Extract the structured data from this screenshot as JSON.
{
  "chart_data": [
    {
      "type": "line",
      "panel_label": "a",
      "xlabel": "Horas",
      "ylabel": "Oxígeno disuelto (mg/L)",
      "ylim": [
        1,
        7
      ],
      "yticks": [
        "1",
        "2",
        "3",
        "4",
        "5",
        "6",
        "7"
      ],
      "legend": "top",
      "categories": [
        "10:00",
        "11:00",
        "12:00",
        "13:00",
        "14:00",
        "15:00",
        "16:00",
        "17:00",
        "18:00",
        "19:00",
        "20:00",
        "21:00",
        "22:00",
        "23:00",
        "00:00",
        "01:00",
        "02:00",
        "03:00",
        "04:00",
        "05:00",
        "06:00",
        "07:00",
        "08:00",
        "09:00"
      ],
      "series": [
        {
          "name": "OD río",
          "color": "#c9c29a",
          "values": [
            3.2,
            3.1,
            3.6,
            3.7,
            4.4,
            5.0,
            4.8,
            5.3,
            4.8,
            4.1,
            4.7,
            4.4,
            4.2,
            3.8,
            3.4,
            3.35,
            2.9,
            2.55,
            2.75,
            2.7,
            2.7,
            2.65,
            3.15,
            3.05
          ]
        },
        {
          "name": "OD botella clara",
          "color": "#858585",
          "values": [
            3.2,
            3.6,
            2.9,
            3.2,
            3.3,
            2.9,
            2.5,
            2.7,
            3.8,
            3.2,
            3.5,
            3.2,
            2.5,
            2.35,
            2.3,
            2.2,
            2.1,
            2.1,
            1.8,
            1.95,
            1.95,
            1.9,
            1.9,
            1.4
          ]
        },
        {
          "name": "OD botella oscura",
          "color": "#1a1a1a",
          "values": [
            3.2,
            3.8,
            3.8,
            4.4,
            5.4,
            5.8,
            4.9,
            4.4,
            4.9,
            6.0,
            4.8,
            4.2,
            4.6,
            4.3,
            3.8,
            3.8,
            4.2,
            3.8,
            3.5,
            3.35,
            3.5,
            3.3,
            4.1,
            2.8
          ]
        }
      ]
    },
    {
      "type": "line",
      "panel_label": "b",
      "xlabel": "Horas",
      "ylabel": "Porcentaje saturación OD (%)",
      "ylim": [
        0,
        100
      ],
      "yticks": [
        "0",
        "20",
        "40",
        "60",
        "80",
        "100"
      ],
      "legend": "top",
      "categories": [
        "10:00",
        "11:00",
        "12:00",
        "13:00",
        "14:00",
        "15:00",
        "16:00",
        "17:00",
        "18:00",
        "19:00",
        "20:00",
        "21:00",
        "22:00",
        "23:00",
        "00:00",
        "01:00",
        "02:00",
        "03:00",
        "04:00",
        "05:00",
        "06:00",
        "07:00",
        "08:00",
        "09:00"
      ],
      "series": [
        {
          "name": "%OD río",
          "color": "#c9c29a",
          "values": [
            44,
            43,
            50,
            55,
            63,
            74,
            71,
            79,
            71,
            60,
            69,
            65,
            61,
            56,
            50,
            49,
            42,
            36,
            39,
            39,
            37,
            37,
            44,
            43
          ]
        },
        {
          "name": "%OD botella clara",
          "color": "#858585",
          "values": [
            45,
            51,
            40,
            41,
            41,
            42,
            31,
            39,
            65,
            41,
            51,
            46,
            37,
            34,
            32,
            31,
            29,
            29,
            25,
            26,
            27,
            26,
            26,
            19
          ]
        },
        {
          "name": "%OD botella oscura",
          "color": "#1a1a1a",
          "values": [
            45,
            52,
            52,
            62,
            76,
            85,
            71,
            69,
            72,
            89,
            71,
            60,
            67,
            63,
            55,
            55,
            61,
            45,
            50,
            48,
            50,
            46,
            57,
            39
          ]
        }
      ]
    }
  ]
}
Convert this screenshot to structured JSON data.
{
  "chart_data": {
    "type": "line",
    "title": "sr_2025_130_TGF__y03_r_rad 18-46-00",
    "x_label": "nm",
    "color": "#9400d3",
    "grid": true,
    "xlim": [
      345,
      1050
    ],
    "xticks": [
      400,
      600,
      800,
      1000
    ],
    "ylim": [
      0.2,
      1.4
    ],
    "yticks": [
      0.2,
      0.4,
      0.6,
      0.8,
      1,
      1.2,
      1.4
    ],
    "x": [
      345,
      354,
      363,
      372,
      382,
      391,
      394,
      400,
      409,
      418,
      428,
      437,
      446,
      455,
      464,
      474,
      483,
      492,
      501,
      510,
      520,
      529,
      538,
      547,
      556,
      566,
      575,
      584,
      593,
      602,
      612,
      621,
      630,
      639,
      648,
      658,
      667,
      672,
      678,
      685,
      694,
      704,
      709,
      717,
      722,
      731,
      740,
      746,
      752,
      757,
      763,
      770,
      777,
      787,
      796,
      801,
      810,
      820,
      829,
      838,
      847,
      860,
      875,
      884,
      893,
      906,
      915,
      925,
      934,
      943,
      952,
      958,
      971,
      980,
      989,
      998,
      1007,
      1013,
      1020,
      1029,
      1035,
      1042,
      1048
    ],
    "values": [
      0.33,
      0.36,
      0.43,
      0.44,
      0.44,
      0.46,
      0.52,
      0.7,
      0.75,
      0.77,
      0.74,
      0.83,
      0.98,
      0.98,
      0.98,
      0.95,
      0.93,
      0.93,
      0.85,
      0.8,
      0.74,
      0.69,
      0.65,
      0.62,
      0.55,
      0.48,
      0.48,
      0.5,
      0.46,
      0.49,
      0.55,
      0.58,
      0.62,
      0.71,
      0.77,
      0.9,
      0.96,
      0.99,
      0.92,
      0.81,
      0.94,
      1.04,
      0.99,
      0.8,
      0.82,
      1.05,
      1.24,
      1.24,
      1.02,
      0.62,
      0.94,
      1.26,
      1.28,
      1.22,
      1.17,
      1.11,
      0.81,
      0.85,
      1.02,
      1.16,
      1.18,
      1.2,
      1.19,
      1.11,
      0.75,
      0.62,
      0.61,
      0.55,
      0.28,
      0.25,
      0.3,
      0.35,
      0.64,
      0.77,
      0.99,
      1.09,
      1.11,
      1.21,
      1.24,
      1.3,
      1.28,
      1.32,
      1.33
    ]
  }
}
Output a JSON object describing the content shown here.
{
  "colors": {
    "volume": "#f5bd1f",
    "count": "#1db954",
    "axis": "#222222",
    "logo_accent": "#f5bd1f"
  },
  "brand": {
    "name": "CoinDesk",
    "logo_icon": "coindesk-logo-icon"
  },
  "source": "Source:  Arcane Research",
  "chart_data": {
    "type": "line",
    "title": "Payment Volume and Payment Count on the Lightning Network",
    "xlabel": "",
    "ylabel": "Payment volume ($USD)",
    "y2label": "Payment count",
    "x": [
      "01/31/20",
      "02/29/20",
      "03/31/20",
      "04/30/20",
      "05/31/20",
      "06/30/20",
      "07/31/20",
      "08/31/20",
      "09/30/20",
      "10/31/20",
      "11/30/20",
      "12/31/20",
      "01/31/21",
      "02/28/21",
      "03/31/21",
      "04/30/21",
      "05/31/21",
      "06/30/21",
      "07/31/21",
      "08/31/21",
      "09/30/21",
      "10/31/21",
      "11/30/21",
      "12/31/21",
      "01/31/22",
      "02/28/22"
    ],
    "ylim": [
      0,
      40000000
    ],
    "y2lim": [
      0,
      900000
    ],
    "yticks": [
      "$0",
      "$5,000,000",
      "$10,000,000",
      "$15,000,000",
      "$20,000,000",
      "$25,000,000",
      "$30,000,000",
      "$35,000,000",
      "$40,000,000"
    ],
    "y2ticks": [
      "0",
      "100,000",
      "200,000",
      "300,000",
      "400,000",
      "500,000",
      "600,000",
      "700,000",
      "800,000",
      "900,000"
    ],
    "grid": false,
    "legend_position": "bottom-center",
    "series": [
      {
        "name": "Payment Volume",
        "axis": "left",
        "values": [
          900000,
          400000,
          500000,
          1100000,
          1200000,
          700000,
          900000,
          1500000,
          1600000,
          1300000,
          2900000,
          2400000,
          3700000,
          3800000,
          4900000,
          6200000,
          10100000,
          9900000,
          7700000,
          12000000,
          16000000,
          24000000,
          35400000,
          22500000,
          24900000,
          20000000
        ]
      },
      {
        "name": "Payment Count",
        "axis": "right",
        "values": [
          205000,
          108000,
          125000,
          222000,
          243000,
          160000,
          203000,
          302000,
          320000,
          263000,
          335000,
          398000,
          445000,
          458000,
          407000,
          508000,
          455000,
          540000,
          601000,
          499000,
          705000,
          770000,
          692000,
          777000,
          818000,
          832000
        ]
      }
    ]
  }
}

> [Exercise details]: Find every line that has "screenshot" in it, then return those lines.

> [Completed exercise]:
Extract the structured data from this screenshot as JSON.
Convert this screenshot to structured JSON data.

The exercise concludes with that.